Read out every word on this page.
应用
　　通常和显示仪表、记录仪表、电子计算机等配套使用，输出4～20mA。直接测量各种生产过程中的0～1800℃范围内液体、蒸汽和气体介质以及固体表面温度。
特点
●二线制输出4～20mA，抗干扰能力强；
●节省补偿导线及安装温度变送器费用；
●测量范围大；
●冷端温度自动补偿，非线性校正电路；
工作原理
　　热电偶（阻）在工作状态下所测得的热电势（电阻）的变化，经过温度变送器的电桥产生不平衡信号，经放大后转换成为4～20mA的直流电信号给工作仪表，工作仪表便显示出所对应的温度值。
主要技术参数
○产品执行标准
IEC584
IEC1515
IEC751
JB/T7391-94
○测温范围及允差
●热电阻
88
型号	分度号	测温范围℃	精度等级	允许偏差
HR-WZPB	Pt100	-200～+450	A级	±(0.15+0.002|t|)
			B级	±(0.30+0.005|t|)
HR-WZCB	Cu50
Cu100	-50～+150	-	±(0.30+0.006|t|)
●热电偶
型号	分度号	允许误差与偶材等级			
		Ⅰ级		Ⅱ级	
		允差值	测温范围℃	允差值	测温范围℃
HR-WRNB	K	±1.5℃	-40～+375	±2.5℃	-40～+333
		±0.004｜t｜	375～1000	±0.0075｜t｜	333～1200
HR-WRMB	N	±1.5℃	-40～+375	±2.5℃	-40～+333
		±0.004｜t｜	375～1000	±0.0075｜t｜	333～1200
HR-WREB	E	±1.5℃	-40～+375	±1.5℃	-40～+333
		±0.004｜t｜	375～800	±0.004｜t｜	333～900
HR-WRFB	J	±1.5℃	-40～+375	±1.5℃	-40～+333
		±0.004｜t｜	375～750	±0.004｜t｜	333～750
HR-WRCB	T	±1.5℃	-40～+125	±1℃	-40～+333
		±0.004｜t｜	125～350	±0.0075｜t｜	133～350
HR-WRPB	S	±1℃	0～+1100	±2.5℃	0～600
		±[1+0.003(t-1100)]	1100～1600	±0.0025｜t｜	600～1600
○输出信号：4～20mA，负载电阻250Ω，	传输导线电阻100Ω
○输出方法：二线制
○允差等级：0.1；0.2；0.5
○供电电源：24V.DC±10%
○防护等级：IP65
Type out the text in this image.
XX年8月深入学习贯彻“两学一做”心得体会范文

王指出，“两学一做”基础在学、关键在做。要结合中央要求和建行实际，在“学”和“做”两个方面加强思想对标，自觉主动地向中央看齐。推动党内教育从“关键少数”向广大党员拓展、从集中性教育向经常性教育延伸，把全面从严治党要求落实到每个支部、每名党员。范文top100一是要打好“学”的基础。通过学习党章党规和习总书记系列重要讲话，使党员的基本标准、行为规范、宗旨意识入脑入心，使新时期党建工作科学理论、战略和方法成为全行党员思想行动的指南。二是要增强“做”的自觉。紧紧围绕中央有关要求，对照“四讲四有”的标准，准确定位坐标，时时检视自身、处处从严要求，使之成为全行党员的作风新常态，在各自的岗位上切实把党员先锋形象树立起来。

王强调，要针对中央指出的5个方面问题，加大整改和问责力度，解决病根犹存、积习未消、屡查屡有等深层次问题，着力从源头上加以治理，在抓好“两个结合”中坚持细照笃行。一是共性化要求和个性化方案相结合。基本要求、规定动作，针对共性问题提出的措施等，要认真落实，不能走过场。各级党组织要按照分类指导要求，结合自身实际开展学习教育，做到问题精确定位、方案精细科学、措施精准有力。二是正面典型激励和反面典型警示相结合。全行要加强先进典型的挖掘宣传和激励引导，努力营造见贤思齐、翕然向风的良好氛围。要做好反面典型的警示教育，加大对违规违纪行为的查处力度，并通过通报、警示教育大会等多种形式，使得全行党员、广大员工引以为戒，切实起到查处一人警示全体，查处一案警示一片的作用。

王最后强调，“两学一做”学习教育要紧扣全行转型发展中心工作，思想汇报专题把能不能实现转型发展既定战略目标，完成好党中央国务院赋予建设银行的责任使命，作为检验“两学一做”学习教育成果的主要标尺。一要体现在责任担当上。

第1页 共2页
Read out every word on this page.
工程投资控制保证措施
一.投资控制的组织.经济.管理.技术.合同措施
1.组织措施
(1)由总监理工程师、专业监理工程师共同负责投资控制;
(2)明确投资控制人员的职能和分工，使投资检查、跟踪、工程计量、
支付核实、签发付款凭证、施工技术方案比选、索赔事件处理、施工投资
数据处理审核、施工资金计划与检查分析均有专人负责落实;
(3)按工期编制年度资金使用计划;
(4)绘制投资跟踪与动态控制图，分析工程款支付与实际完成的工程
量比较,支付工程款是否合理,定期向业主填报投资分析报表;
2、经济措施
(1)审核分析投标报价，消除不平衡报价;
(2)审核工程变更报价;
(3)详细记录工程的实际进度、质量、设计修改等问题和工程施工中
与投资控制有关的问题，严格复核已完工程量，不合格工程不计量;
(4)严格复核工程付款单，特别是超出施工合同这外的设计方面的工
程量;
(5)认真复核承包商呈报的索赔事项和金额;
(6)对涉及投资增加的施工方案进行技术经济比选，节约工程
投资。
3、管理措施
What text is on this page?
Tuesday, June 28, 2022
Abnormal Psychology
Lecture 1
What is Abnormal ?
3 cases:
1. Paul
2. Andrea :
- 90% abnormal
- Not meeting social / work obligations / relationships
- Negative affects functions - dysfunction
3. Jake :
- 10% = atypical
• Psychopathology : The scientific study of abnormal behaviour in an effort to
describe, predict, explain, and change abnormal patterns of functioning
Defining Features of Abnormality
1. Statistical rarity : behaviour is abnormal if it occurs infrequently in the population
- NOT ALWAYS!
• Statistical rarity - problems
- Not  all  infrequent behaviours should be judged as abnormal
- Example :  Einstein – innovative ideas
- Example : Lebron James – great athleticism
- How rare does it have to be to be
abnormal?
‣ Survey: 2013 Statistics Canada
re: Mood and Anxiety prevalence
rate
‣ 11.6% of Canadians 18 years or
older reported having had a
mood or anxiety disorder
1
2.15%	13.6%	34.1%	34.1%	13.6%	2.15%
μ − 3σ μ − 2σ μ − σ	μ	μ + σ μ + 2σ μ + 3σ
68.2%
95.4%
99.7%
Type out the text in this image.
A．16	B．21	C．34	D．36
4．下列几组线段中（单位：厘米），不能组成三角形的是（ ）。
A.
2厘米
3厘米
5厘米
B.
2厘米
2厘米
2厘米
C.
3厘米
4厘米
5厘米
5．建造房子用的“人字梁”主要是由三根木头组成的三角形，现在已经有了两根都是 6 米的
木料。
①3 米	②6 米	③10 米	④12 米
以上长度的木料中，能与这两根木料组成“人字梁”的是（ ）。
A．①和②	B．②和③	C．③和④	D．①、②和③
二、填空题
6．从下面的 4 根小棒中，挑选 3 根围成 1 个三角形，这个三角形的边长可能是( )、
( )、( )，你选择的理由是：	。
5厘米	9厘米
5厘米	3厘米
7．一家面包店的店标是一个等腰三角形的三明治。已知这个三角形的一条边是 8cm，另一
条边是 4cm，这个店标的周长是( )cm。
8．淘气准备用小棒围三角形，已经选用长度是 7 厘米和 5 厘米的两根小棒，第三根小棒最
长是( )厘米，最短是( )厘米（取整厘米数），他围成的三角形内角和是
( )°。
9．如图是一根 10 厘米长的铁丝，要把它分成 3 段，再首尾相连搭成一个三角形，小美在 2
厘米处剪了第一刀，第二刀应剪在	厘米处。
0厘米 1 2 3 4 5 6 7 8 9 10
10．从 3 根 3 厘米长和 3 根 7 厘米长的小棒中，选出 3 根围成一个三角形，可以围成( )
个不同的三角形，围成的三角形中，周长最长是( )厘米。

◇ ◇ ◇ ◇

▸ **Brief**
Retype the records that precede this task, keeping them exactly the same.

▸ **Output of the exercise**
Read out every word on this page.
应用
　　通常和显示仪表、记录仪表、电子计算机等配套使用，输出4～20mA。直接测量各种生产过程中的0～1800℃范围内液体、蒸汽和气体介质以及固体表面温度。
特点
●二线制输出4～20mA，抗干扰能力强；
●节省补偿导线及安装温度变送器费用；
●测量范围大；
●冷端温度自动补偿，非线性校正电路；
工作原理
　　热电偶（阻）在工作状态下所测得的热电势（电阻）的变化，经过温度变送器的电桥产生不平衡信号，经放大后转换成为4～20mA的直流电信号给工作仪表，工作仪表便显示出所对应的温度值。
主要技术参数
○产品执行标准
IEC584
IEC1515
IEC751
JB/T7391-94
○测温范围及允差
●热电阻
88
型号	分度号	测温范围℃	精度等级	允许偏差
HR-WZPB	Pt100	-200～+450	A级	±(0.15+0.002|t|)
			B级	±(0.30+0.005|t|)
HR-WZCB	Cu50
Cu100	-50～+150	-	±(0.30+0.006|t|)
●热电偶
型号	分度号	允许误差与偶材等级			
		Ⅰ级		Ⅱ级	
		允差值	测温范围℃	允差值	测温范围℃
HR-WRNB	K	±1.5℃	-40～+375	±2.5℃	-40～+333
		±0.004｜t｜	375～1000	±0.0075｜t｜	333～1200
HR-WRMB	N	±1.5℃	-40～+375	±2.5℃	-40～+333
		±0.004｜t｜	375～1000	±0.0075｜t｜	333～1200
HR-WREB	E	±1.5℃	-40～+375	±1.5℃	-40～+333
		±0.004｜t｜	375～800	±0.004｜t｜	333～900
HR-WRFB	J	±1.5℃	-40～+375	±1.5℃	-40～+333
		±0.004｜t｜	375～750	±0.004｜t｜	333～750
HR-WRCB	T	±1.5℃	-40～+125	±1℃	-40～+333
		±0.004｜t｜	125～350	±0.0075｜t｜	133～350
HR-WRPB	S	±1℃	0～+1100	±2.5℃	0～600
		±[1+0.003(t-1100)]	1100～1600	±0.0025｜t｜	600～1600
○输出信号：4～20mA，负载电阻250Ω，	传输导线电阻100Ω
○输出方法：二线制
○允差等级：0.1；0.2；0.5
○供电电源：24V.DC±10%
○防护等级：IP65
Type out the text in this image.
XX年8月深入学习贯彻“两学一做”心得体会范文

王指出，“两学一做”基础在学、关键在做。要结合中央要求和建行实际，在“学”和“做”两个方面加强思想对标，自觉主动地向中央看齐。推动党内教育从“关键少数”向广大党员拓展、从集中性教育向经常性教育延伸，把全面从严治党要求落实到每个支部、每名党员。范文top100一是要打好“学”的基础。通过学习党章党规和习总书记系列重要讲话，使党员的基本标准、行为规范、宗旨意识入脑入心，使新时期党建工作科学理论、战略和方法成为全行党员思想行动的指南。二是要增强“做”的自觉。紧紧围绕中央有关要求，对照“四讲四有”的标准，准确定位坐标，时时检视自身、处处从严要求，使之成为全行党员的作风新常态，在各自的岗位上切实把党员先锋形象树立起来。

王强调，要针对中央指出的5个方面问题，加大整改和问责力度，解决病根犹存、积习未消、屡查屡有等深层次问题，着力从源头上加以治理，在抓好“两个结合”中坚持细照笃行。一是共性化要求和个性化方案相结合。基本要求、规定动作，针对共性问题提出的措施等，要认真落实，不能走过场。各级党组织要按照分类指导要求，结合自身实际开展学习教育，做到问题精确定位、方案精细科学、措施精准有力。二是正面典型激励和反面典型警示相结合。全行要加强先进典型的挖掘宣传和激励引导，努力营造见贤思齐、翕然向风的良好氛围。要做好反面典型的警示教育，加大对违规违纪行为的查处力度，并通过通报、警示教育大会等多种形式，使得全行党员、广大员工引以为戒，切实起到查处一人警示全体，查处一案警示一片的作用。

王最后强调，“两学一做”学习教育要紧扣全行转型发展中心工作，思想汇报专题把能不能实现转型发展既定战略目标，完成好党中央国务院赋予建设银行的责任使命，作为检验“两学一做”学习教育成果的主要标尺。一要体现在责任担当上。

第1页 共2页
Read out every word on this page.
工程投资控制保证措施
一.投资控制的组织.经济.管理.技术.合同措施
1.组织措施
(1)由总监理工程师、专业监理工程师共同负责投资控制;
(2)明确投资控制人员的职能和分工，使投资检查、跟踪、工程计量、
支付核实、签发付款凭证、施工技术方案比选、索赔事件处理、施工投资
数据处理审核、施工资金计划与检查分析均有专人负责落实;
(3)按工期编制年度资金使用计划;
(4)绘制投资跟踪与动态控制图，分析工程款支付与实际完成的工程
量比较,支付工程款是否合理,定期向业主填报投资分析报表;
2、经济措施
(1)审核分析投标报价，消除不平衡报价;
(2)审核工程变更报价;
(3)详细记录工程的实际进度、质量、设计修改等问题和工程施工中
与投资控制有关的问题，严格复核已完工程量，不合格工程不计量;
(4)严格复核工程付款单，特别是超出施工合同这外的设计方面的工
程量;
(5)认真复核承包商呈报的索赔事项和金额;
(6)对涉及投资增加的施工方案进行技术经济比选，节约工程
投资。
3、管理措施
What text is on this page?
Tuesday, June 28, 2022
Abnormal Psychology
Lecture 1
What is Abnormal ?
3 cases:
1. Paul
2. Andrea :
- 90% abnormal
- Not meeting social / work obligations / relationships
- Negative affects functions - dysfunction
3. Jake :
- 10% = atypical
• Psychopathology : The scientific study of abnormal behaviour in an effort to
describe, predict, explain, and change abnormal patterns of functioning
Defining Features of Abnormality
1. Statistical rarity : behaviour is abnormal if it occurs infrequently in the population
- NOT ALWAYS!
• Statistical rarity - problems
- Not  all  infrequent behaviours should be judged as abnormal
- Example :  Einstein – innovative ideas
- Example : Lebron James – great athleticism
- How rare does it have to be to be
abnormal?
‣ Survey: 2013 Statistics Canada
re: Mood and Anxiety prevalence
rate
‣ 11.6% of Canadians 18 years or
older reported having had a
mood or anxiety disorder
1
2.15%	13.6%	34.1%	34.1%	13.6%	2.15%
μ − 3σ μ − 2σ μ − σ	μ	μ + σ μ + 2σ μ + 3σ
68.2%
95.4%
99.7%
Type out the text in this image.
A．16	B．21	C．34	D．36
4．下列几组线段中（单位：厘米），不能组成三角形的是（ ）。
A.
2厘米
3厘米
5厘米
B.
2厘米
2厘米
2厘米
C.
3厘米
4厘米
5厘米
5．建造房子用的“人字梁”主要是由三根木头组成的三角形，现在已经有了两根都是 6 米的
木料。
①3 米	②6 米	③10 米	④12 米
以上长度的木料中，能与这两根木料组成“人字梁”的是（ ）。
A．①和②	B．②和③	C．③和④	D．①、②和③
二、填空题
6．从下面的 4 根小棒中，挑选 3 根围成 1 个三角形，这个三角形的边长可能是( )、
( )、( )，你选择的理由是：	。
5厘米	9厘米
5厘米	3厘米
7．一家面包店的店标是一个等腰三角形的三明治。已知这个三角形的一条边是 8cm，另一
条边是 4cm，这个店标的周长是( )cm。
8．淘气准备用小棒围三角形，已经选用长度是 7 厘米和 5 厘米的两根小棒，第三根小棒最
长是( )厘米，最短是( )厘米（取整厘米数），他围成的三角形内角和是
( )°。
9．如图是一根 10 厘米长的铁丝，要把它分成 3 段，再首尾相连搭成一个三角形，小美在 2
厘米处剪了第一刀，第二刀应剪在	厘米处。
0厘米 1 2 3 4 5 6 7 8 9 10
10．从 3 根 3 厘米长和 3 根 7 厘米长的小棒中，选出 3 根围成一个三角形，可以围成( )
个不同的三角形，围成的三角形中，周长最长是( )厘米。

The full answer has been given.